_What you should do_
Repeat what the lines below say, word for word, and skip every image.
= = = = =
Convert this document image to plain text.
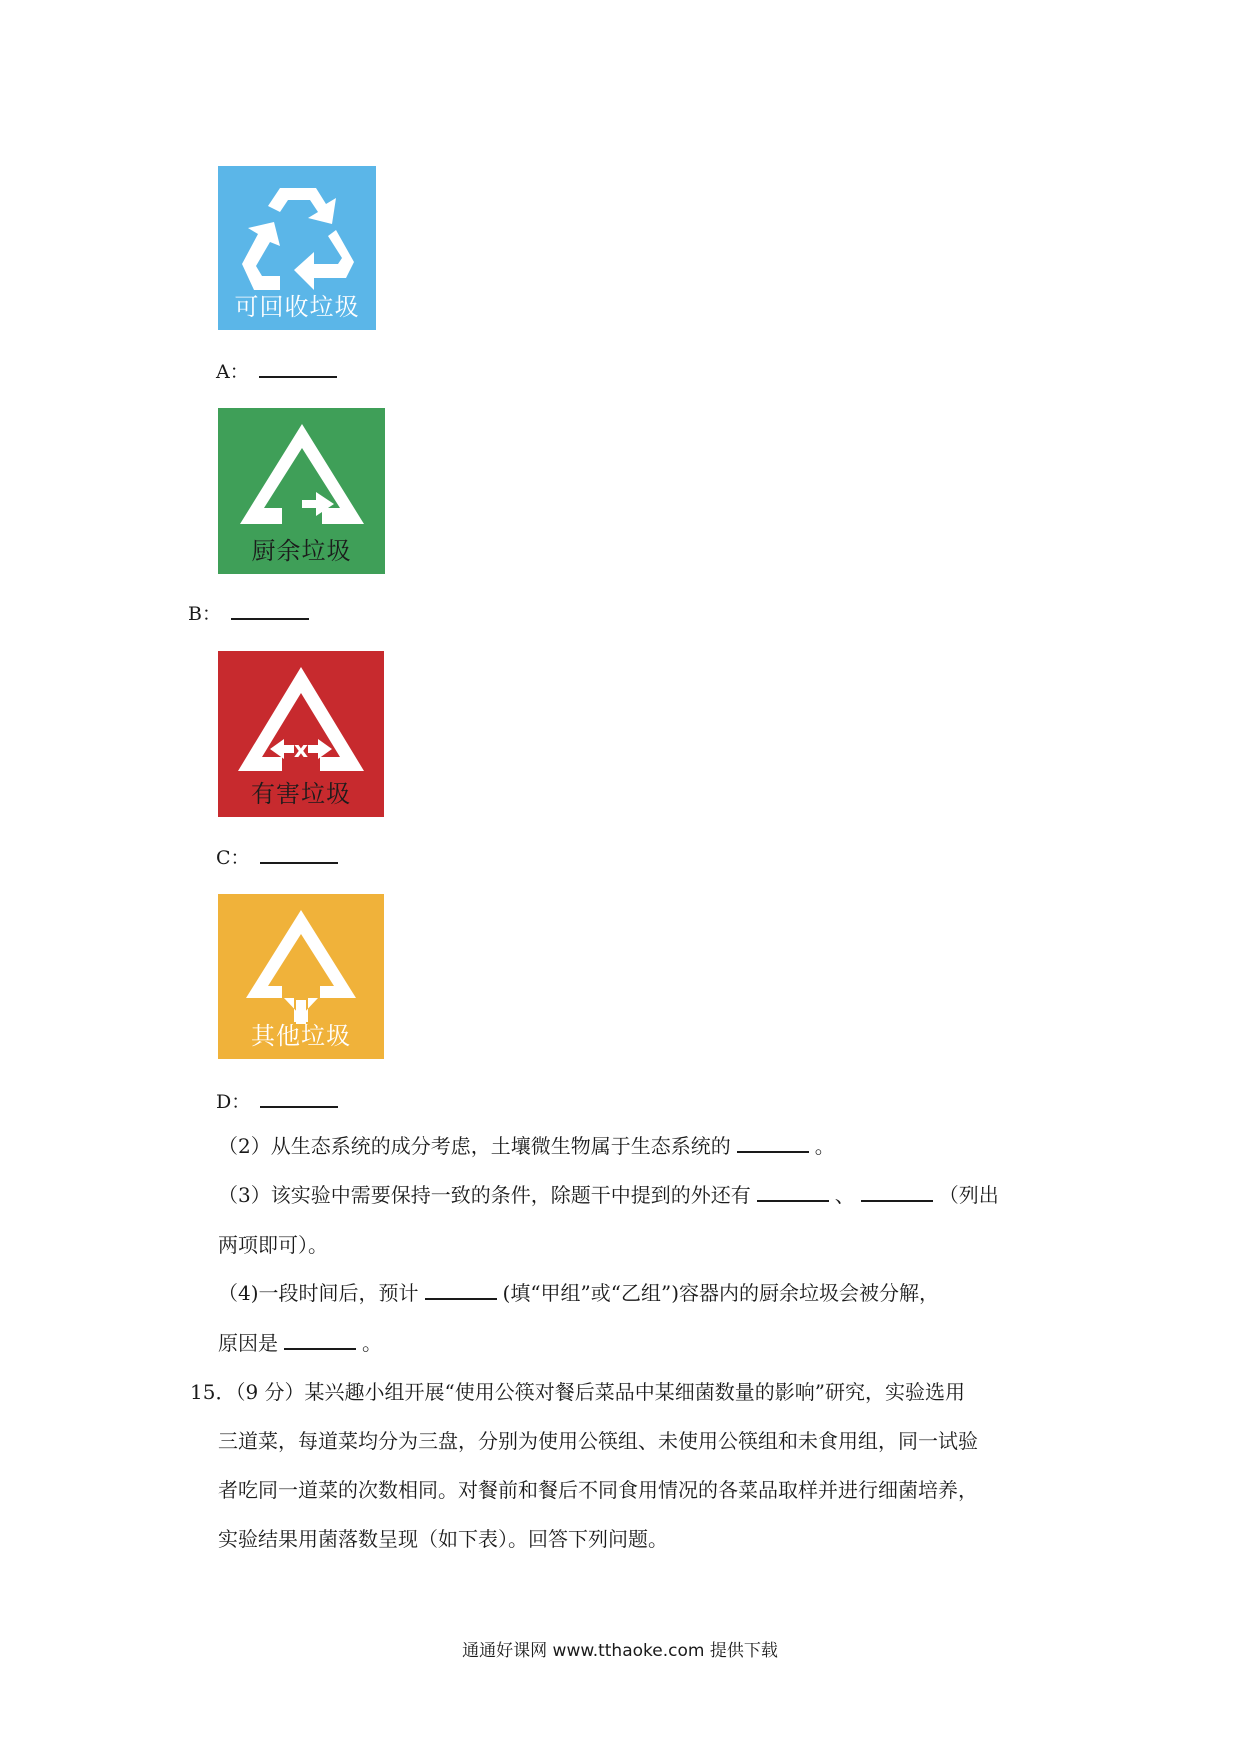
可回收垃圾
A：
厨余垃圾
B：
x
有害垃圾
C：
其他垃圾
D：
（2）从生态系统的成分考虑，土壤微生物属于生态系统的	。
（3）该实验中需要保持一致的条件，除题干中提到的外还有	、	（列出
两项即可）。
（4)一段时间后，预计	(填“甲组”或“乙组”)容器内的厨余垃圾会被分解，
原因是	。
15．（9 分）某兴趣小组开展“使用公筷对餐后菜品中某细菌数量的影响”研究，实验选用
三道菜，每道菜均分为三盘，分别为使用公筷组、未使用公筷组和未食用组，同一试验
者吃同一道菜的次数相同。对餐前和餐后不同食用情况的各菜品取样并进行细菌培养，
实验结果用菌落数呈现（如下表）。回答下列问题。
通通好课网 www.tthaoke.com 提供下载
= = = = =
_Solution for this exercise_
Convert this document image to plain text.
可回收垃圾
A：
厨余垃圾
B：
x
有害垃圾
C：
其他垃圾
D：
（2）从生态系统的成分考虑，土壤微生物属于生态系统的	。
（3）该实验中需要保持一致的条件，除题干中提到的外还有	、	（列出
两项即可）。
（4)一段时间后，预计	(填“甲组”或“乙组”)容器内的厨余垃圾会被分解，
原因是	。
15．（9 分）某兴趣小组开展“使用公筷对餐后菜品中某细菌数量的影响”研究，实验选用
三道菜，每道菜均分为三盘，分别为使用公筷组、未使用公筷组和未食用组，同一试验
者吃同一道菜的次数相同。对餐前和餐后不同食用情况的各菜品取样并进行细菌培养，
实验结果用菌落数呈现（如下表）。回答下列问题。
通通好课网 www.tthaoke.com 提供下载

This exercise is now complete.